__TRAVAIL À FAIRE__.
1. Extrayez de la critique des Visages pâles le passage allant de « On sait, depuis » jusqu'à « est nettement mieux). » inclus.
2. Selon la critique des Visages pâles, quel est le titre du roman précédent de Solange Bied-Charreton ? Répondez en quelques mots, s'il vous plaît.

__PASSAGE CITÉ__.
★ ★ ★ ★

On sait, depuis Balzac, qu’une des meilleures parts de la littérature française est souvent à chercher du côté du roman sociologique. Si chaque génération n’a pas la chance de disposer d’une nouvelle Comédie humaine dans toute la variété des tableaux que permet une fresque d’une telle dimension, certaines œuvres, comme échappées d’une collection plus vaste qui reste à écrire, parviennent, en se concentrant sur un milieu social particulier dans un contexte donné, à toucher de très près cet idéal littéraire. C’est le cas des Visages pâles, le troisième roman de Solange Bied-Charreton qui, contrairement à ce qu’écrivait Le Point il y a quelques mois , n’est pas tant néo-houellebecquienne que néo-balzacienne (ce qui est nettement mieux).


Après avoir épinglé l’univers des bobos dans son roman précédent (Nous sommes jeunes et fiers, Stock, 2014), c’est cette fois d’une autre bourgeoisie dont elle nous entretient, la bourgeoisie de droite. Ici, aucune sympathie pour le PS car « le vote de gauche encourage la surimposition, nie le réel et dessert la valeur travail ». La bonne connaissance que l’auteur a de cette classe sociale lui permet de nous la peindre par petites touches, exposée dans ses dilemmes et dans ses contradictions, avec un grand sens de la nuance, nous rappelant que la droite contemporaine, peut-être plus encore que celle d’hier, n’est pas une, loin de là, qu’elle est au contraire morcelée, les mêmes milieux et les mêmes familles étant susceptibles de se déchirer sur des valeurs fondamentales de leur identité de classe. C’est ce sens de la complexité, ce refus des caricatures et des simplifications, qui donne au roman cette patine réaliste qui en fait tout l’attrait.

★ ★ ★ ★

__EXTRAITS DES ENTRÉES__.
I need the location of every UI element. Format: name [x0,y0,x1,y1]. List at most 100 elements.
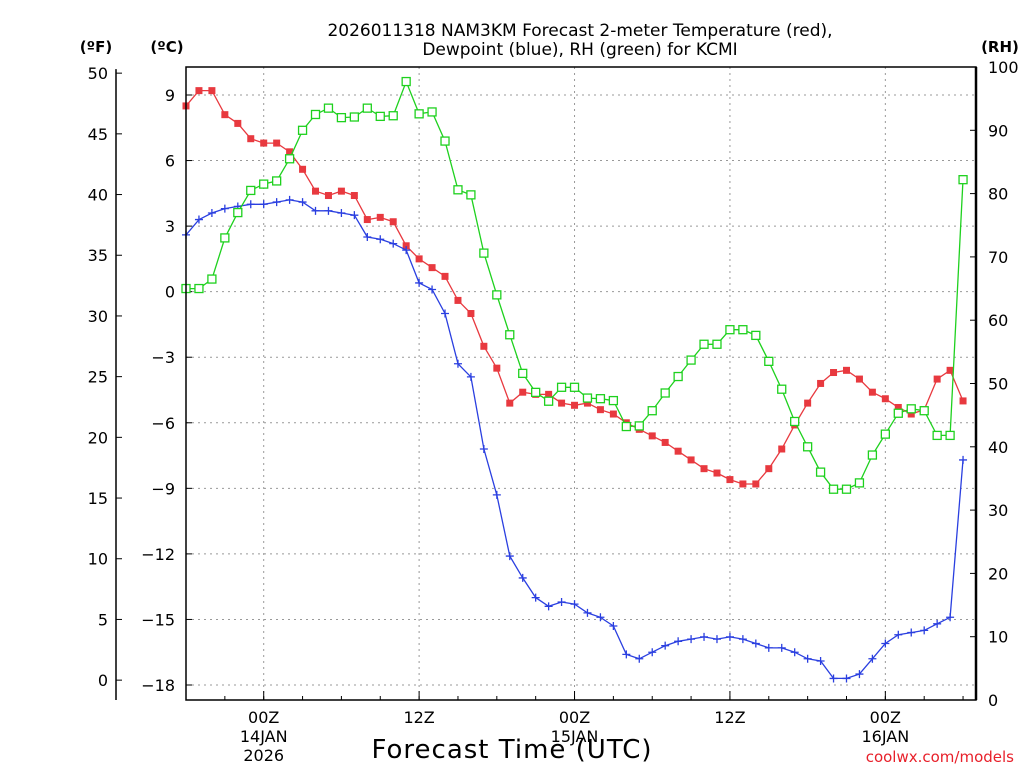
dewpoint-point [648,648,657,657]
temperature-point [881,395,889,403]
x-tick-label-time: 00Z [248,708,279,727]
temperature-point [596,406,604,414]
rh-point [388,111,398,121]
celsius-tick-label: −9 [151,479,175,498]
rh-point [207,274,217,284]
rh-point [919,406,929,416]
rh-point [453,185,463,195]
rh-point [272,176,282,186]
temperature-point [894,403,902,411]
dewpoint-point [479,445,488,453]
rh-point [828,484,839,494]
rh-point [336,112,347,123]
temperature-point [467,310,475,318]
dewpoint-point [609,622,618,630]
temperature-point [493,364,501,372]
rh-point [790,416,800,427]
dewpoint-point [596,613,605,622]
fahrenheit-tick-label: 5 [98,610,108,629]
temperature-point [480,342,488,350]
temperature-point [700,465,708,473]
dewpoint-point [622,650,631,659]
dewpoint-point [194,215,203,224]
rh-point [893,408,903,418]
dewpoint-point [272,198,281,207]
temperature-point [571,401,579,409]
celsius-axis: 9 6 3 0 −3 −6 −9 −12 −15 −18 [141,86,192,695]
dewpoint-point [453,359,462,368]
rh-point [660,388,670,398]
dewpoint-point [350,211,359,220]
rh-point [634,421,644,431]
fahrenheit-tick-label: 45 [88,125,108,144]
dewpoint-point [531,593,540,602]
rh-tick-label: 100 [988,58,1019,77]
dewpoint-point [855,670,864,679]
temperature-point [739,480,747,488]
temperature-point [402,242,410,250]
dewpoint-point [363,233,372,242]
rh-point [427,107,437,117]
x-tick-label-date: 14JAN [240,727,288,746]
rh-point [440,136,450,146]
celsius-tick-label: 3 [165,217,175,236]
temperature-point [273,139,281,147]
temperature-point [933,375,941,383]
fahrenheit-tick-label: 40 [88,186,108,205]
fahrenheit-tick-label: 10 [88,550,108,569]
dewpoint-point [933,619,942,628]
rh-point [841,484,852,494]
rh-point [492,290,502,300]
x-tick-label-time: 12Z [403,708,434,727]
dewpoint-point [220,204,229,213]
rh-point [246,185,256,196]
rh-point [466,190,476,200]
rh-tick-label: 40 [988,438,1008,457]
rh-unit-label: (RH) [981,38,1019,56]
dewpoint-point [635,654,644,663]
x-tick-label-year: 2026 [243,746,284,765]
dewpoint-point [868,654,877,663]
temperature-point [506,399,514,407]
celsius-tick-label: −15 [141,610,175,629]
rh-point [673,371,683,382]
rh-point [608,395,619,406]
dewpoint-point [415,278,424,287]
dewpoint-point [402,246,411,255]
celsius-tick-label: 6 [165,152,175,171]
rh-tick-label: 10 [988,628,1008,647]
temperature-point [428,264,436,272]
dewpoint-point [687,635,696,644]
x-tick-label-time: 12Z [714,708,745,727]
rh-point [777,384,787,394]
rh-point [621,421,631,432]
fahrenheit-tick-label: 50 [88,64,108,83]
temperature-point [817,379,825,387]
rh-point [854,478,865,488]
temperature-point [661,438,669,446]
dewpoint-point [816,656,825,665]
rh-point [414,109,424,119]
rh-point [349,112,360,122]
dewpoint-point [518,573,527,582]
temperature-point [752,480,760,488]
rh-point [764,356,774,366]
temperature-point [247,135,255,143]
temperature-point [609,410,617,418]
rh-point [362,103,372,113]
temperature-point [558,399,566,407]
temperature-point [804,399,812,407]
temperature-point [687,456,695,464]
temperature-point [299,165,307,173]
series-rh [181,76,968,494]
dewpoint-point [583,608,592,617]
rh-point [505,330,515,340]
rh-tick-label: 60 [988,311,1008,330]
rh-tick-label: 20 [988,564,1008,583]
rh-point [284,154,295,164]
temperature-point [454,296,462,304]
dewpoint-point [570,600,579,609]
celsius-tick-label: −3 [151,348,175,367]
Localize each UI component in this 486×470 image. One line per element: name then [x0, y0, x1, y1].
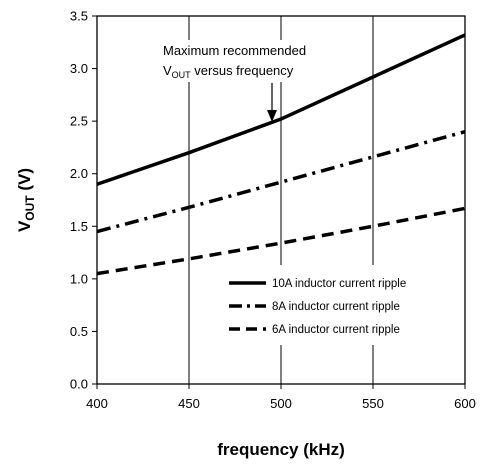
x-tick-label: 400	[86, 396, 108, 411]
annotation-v: V	[163, 63, 172, 78]
annotation-sub: OUT	[172, 70, 192, 80]
y-tick-label: 3.5	[70, 9, 88, 24]
y-tick-label: 1.5	[70, 219, 88, 234]
annotation-rest: versus frequency	[191, 63, 294, 78]
annotation-line2: VOUT versus frequency	[163, 63, 294, 80]
annotation-line1: Maximum recommended	[163, 43, 306, 58]
x-axis-title: frequency (kHz)	[217, 440, 345, 459]
y-axis-title-unit: (V)	[15, 168, 34, 195]
y-tick-label: 0.0	[70, 377, 88, 392]
y-axis-ticks: 0.0 0.5 1.0 1.5 2.0 2.5 3.0 3.5	[70, 9, 97, 392]
y-tick-label: 1.0	[70, 271, 88, 286]
y-axis-title: VOUT (V)	[15, 168, 37, 232]
legend-label-1: 10A inductor current ripple	[272, 278, 406, 290]
y-axis-title-main: V	[15, 220, 34, 232]
series-line-1	[96, 33, 466, 186]
x-tick-label: 550	[362, 396, 384, 411]
y-axis-title-sub: OUT	[23, 195, 37, 221]
series-line-2	[96, 129, 466, 234]
legend-label-2: 8A inductor current ripple	[272, 301, 400, 313]
y-tick-label: 3.0	[70, 61, 88, 76]
x-tick-label: 500	[270, 396, 292, 411]
x-tick-label: 600	[454, 396, 476, 411]
series-lines	[96, 33, 466, 276]
y-tick-label: 2.0	[70, 166, 88, 181]
x-axis-ticks: 400 450 500 550 600	[86, 384, 476, 411]
legend-label-3: 6A inductor current ripple	[272, 324, 400, 336]
series-line-3	[96, 206, 466, 276]
x-tick-label: 450	[178, 396, 200, 411]
plot-frame	[96, 15, 466, 385]
y-tick-label: 0.5	[70, 324, 88, 339]
annotation-background	[158, 40, 352, 82]
legend: 10A inductor current ripple 8A inductor c…	[222, 265, 462, 345]
annotation: Maximum recommended VOUT versus frequenc…	[158, 40, 352, 122]
annotation-arrowhead	[267, 110, 277, 122]
y-tick-label: 2.5	[70, 114, 88, 129]
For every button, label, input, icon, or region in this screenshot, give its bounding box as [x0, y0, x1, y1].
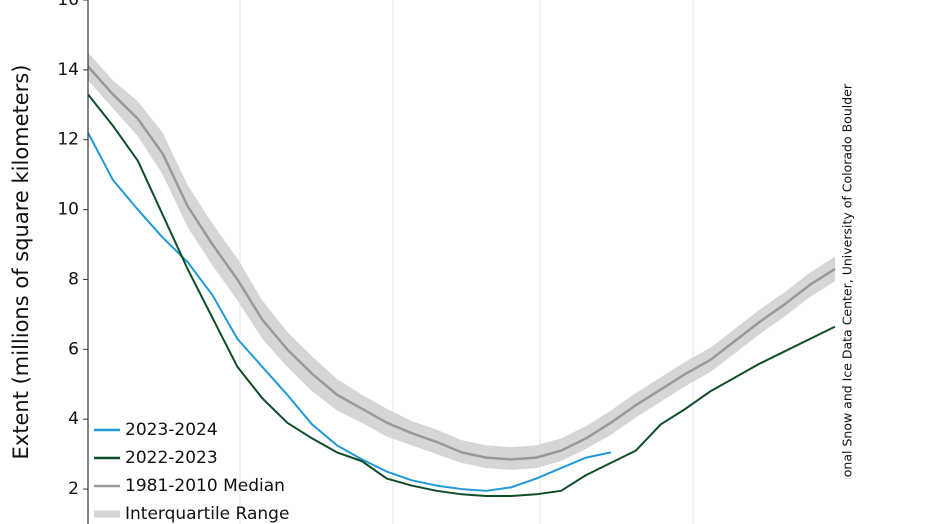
legend-label: 2022-2023	[125, 448, 218, 468]
y-tick-label: 8	[68, 269, 79, 289]
y-tick-label: 4	[68, 409, 79, 429]
legend-label: Interquartile Range	[125, 504, 289, 524]
legend: 2023-2024 2022-2023 1981-2010 Median Interq…	[94, 420, 289, 524]
plot-area	[87, 52, 836, 498]
y-tick-label: 16	[57, 0, 79, 10]
credit: onal Snow and Ice Data Center, Universit…	[840, 83, 855, 477]
series-line	[87, 132, 612, 492]
y-tick-label: 2	[68, 479, 79, 499]
series-line	[87, 93, 836, 498]
series-line	[87, 65, 836, 461]
y-tick-label: 12	[57, 130, 79, 150]
y-tick-label: 14	[57, 60, 79, 80]
legend-label: 2023-2024	[125, 420, 218, 440]
iqr-band	[88, 52, 835, 470]
legend-label: 1981-2010 Median	[125, 476, 285, 496]
y-tick-label: 6	[68, 339, 79, 359]
y-axis-label: Extent (millions of square kilometers)	[9, 65, 33, 460]
y-tick-label: 10	[57, 200, 79, 220]
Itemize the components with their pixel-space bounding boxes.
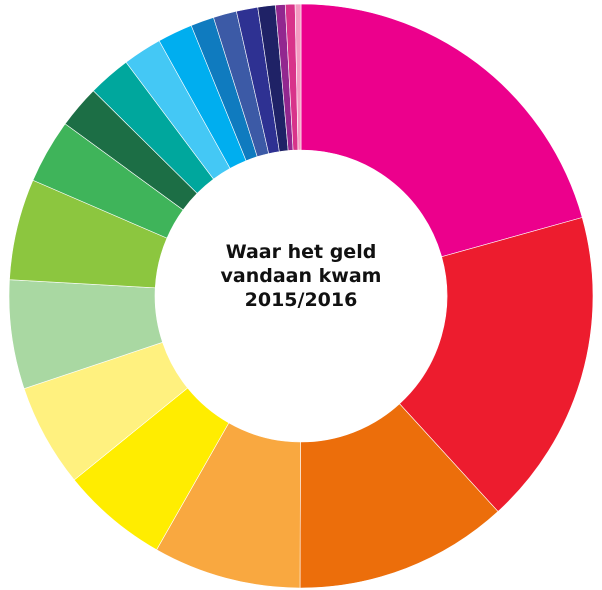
donut-slice-2 — [399, 217, 594, 512]
chart-title: Waar het geld vandaan kwam 2015/2016 — [201, 240, 401, 312]
chart-title-line-3: 2015/2016 — [244, 289, 358, 311]
chart-title-line-2: vandaan kwam — [220, 265, 382, 287]
chart-title-line-1: Waar het geld — [225, 241, 377, 263]
donut-slices — [8, 3, 594, 589]
donut-slice-1 — [300, 3, 583, 258]
donut-slice-20 — [294, 3, 302, 151]
donut-slice-3 — [299, 403, 499, 589]
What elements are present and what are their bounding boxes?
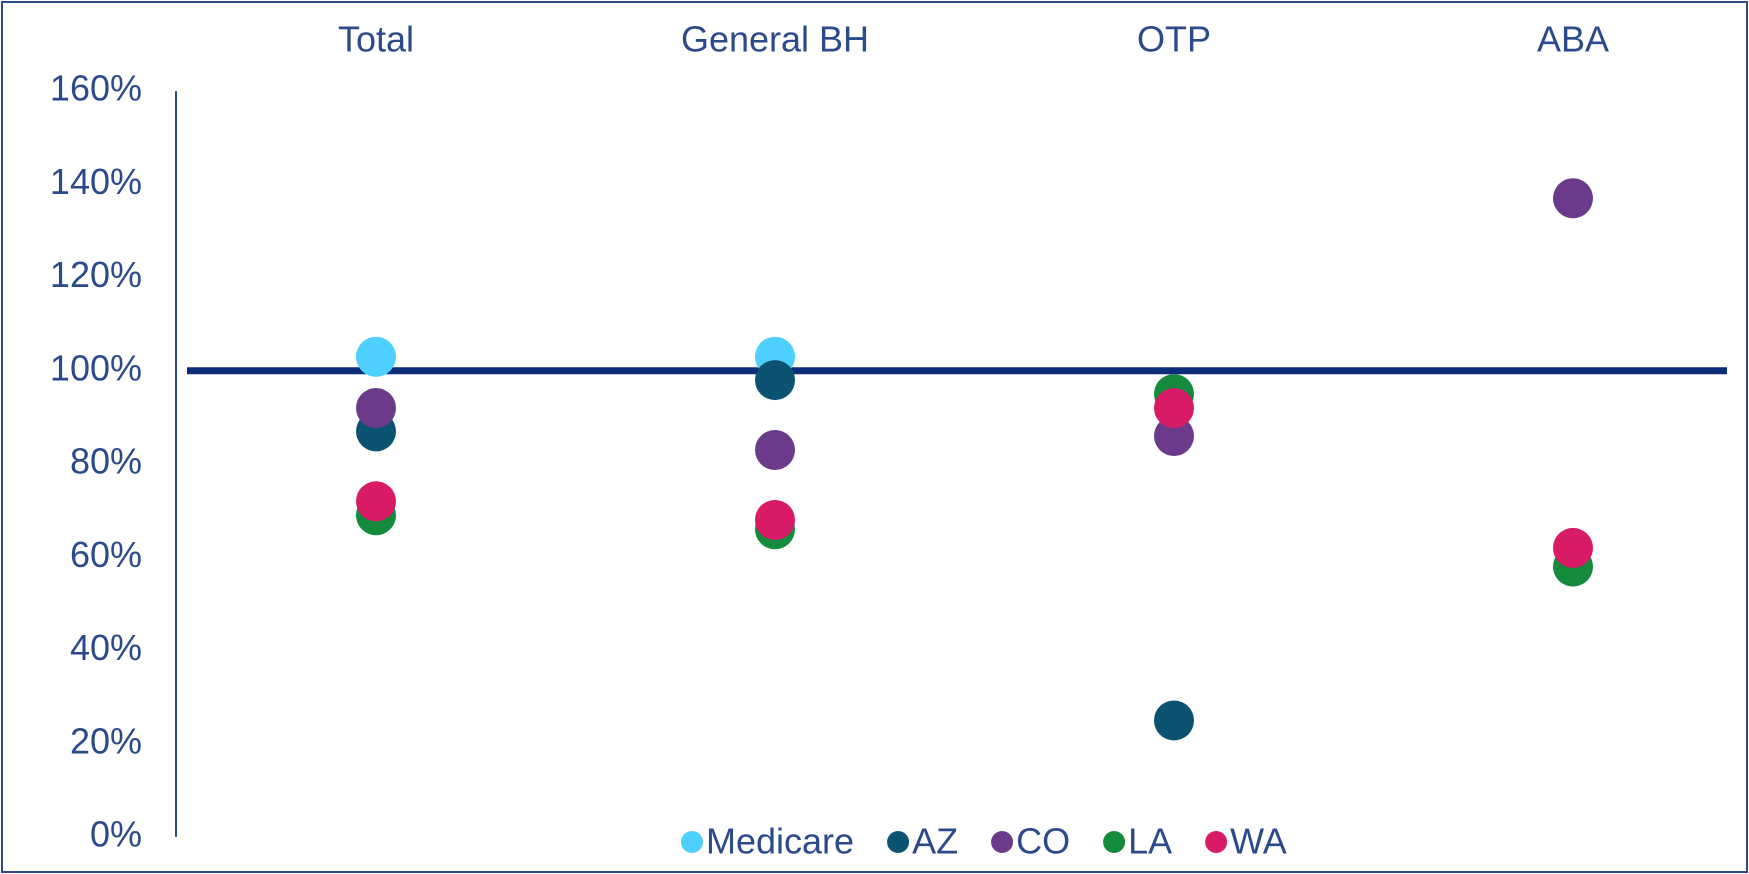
y-tick-label: 160% [50, 68, 142, 109]
y-tick-label: 20% [70, 720, 142, 761]
dot [356, 336, 396, 377]
legend-swatch [887, 831, 910, 853]
legend-label: AZ [912, 821, 958, 862]
dot [755, 430, 795, 471]
legend-swatch [681, 831, 703, 853]
dot [1553, 178, 1593, 219]
y-tick-label: 40% [70, 627, 142, 668]
dot [1154, 388, 1194, 429]
legend-swatch [1205, 831, 1228, 853]
dot [1553, 527, 1593, 568]
y-tick-label: 0% [90, 814, 142, 855]
dot [1154, 416, 1194, 457]
dot [356, 481, 396, 522]
y-tick-label: 100% [50, 347, 142, 388]
category-label: General BH [681, 19, 869, 60]
legend-label: WA [1230, 821, 1287, 862]
y-tick-label: 60% [70, 534, 142, 575]
category-label: Total [338, 19, 414, 60]
dot [755, 499, 795, 540]
y-tick-label: 140% [50, 161, 142, 202]
dot [1154, 700, 1194, 741]
dot [755, 360, 795, 401]
y-tick-label: 120% [50, 254, 142, 295]
legend-label: CO [1016, 821, 1070, 862]
legend-swatch [991, 831, 1014, 853]
y-tick-label: 80% [70, 441, 142, 482]
legend-swatch [1103, 831, 1126, 853]
category-label: ABA [1537, 19, 1609, 60]
dot [356, 388, 396, 429]
legend-label: Medicare [706, 821, 854, 862]
category-label: OTP [1137, 19, 1211, 60]
legend-label: LA [1128, 821, 1172, 862]
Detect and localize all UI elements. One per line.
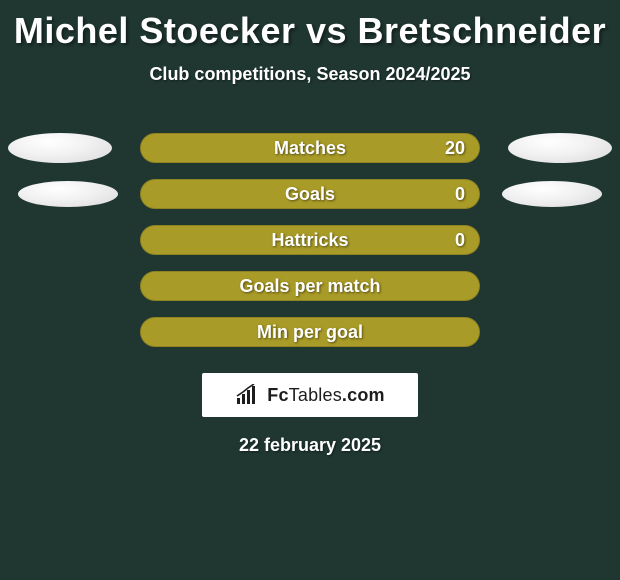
- stat-value: 0: [455, 230, 465, 251]
- stat-label: Matches: [141, 138, 479, 159]
- stat-bar: Hattricks 0: [140, 225, 480, 255]
- stat-bar: Goals 0: [140, 179, 480, 209]
- stat-label: Hattricks: [141, 230, 479, 251]
- player-right-marker: [508, 133, 612, 163]
- stat-row: Matches 20: [0, 125, 620, 171]
- stat-row: Min per goal: [0, 309, 620, 355]
- stat-row: Hattricks 0: [0, 217, 620, 263]
- stat-value: 0: [455, 184, 465, 205]
- stat-label: Goals: [141, 184, 479, 205]
- brand-rest: Tables: [289, 385, 342, 405]
- stat-label: Min per goal: [141, 322, 479, 343]
- subtitle: Club competitions, Season 2024/2025: [0, 64, 620, 85]
- stat-value: 20: [445, 138, 465, 159]
- player-left-marker: [8, 133, 112, 163]
- brand-logo: FcTables.com: [235, 384, 384, 406]
- bars-chart-icon: [235, 384, 261, 406]
- brand-logo-box: FcTables.com: [202, 373, 418, 417]
- stat-row: Goals per match: [0, 263, 620, 309]
- date-label: 22 february 2025: [0, 435, 620, 456]
- brand-suffix: .com: [342, 385, 385, 405]
- brand-bold: Fc: [267, 385, 288, 405]
- comparison-card: Michel Stoecker vs Bretschneider Club co…: [0, 0, 620, 580]
- page-title: Michel Stoecker vs Bretschneider: [0, 0, 620, 52]
- stat-row: Goals 0: [0, 171, 620, 217]
- stat-rows: Matches 20 Goals 0 Hattricks 0 Goals per…: [0, 125, 620, 355]
- brand-text: FcTables.com: [267, 385, 384, 406]
- player-right-marker: [502, 181, 602, 207]
- stat-bar: Min per goal: [140, 317, 480, 347]
- stat-label: Goals per match: [141, 276, 479, 297]
- player-left-marker: [18, 181, 118, 207]
- stat-bar: Matches 20: [140, 133, 480, 163]
- stat-bar: Goals per match: [140, 271, 480, 301]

★ ★ ★ ★

__CORRIGÉS DÉTAILLÉS__.
1.
On sait, depuis Balzac, qu’une des meilleures parts de la littérature française est souvent à chercher du côté du roman sociologique. Si chaque génération n’a pas la chance de disposer d’une nouvelle Comédie humaine dans toute la variété des tableaux que permet une fresque d’une telle dimension, certaines œuvres, comme échappées d’une collection plus vaste qui reste à écrire, parviennent, en se concentrant sur un milieu social particulier dans un contexte donné, à toucher de très près cet idéal littéraire. C’est le cas des Visages pâles, le troisième roman de Solange Bied-Charreton qui, contrairement à ce qu’écrivait Le Point il y a quelques mois , n’est pas tant néo-houellebecquienne que néo-balzacienne (ce qui est nettement mieux).

2. Nous sommes jeunes et fiers.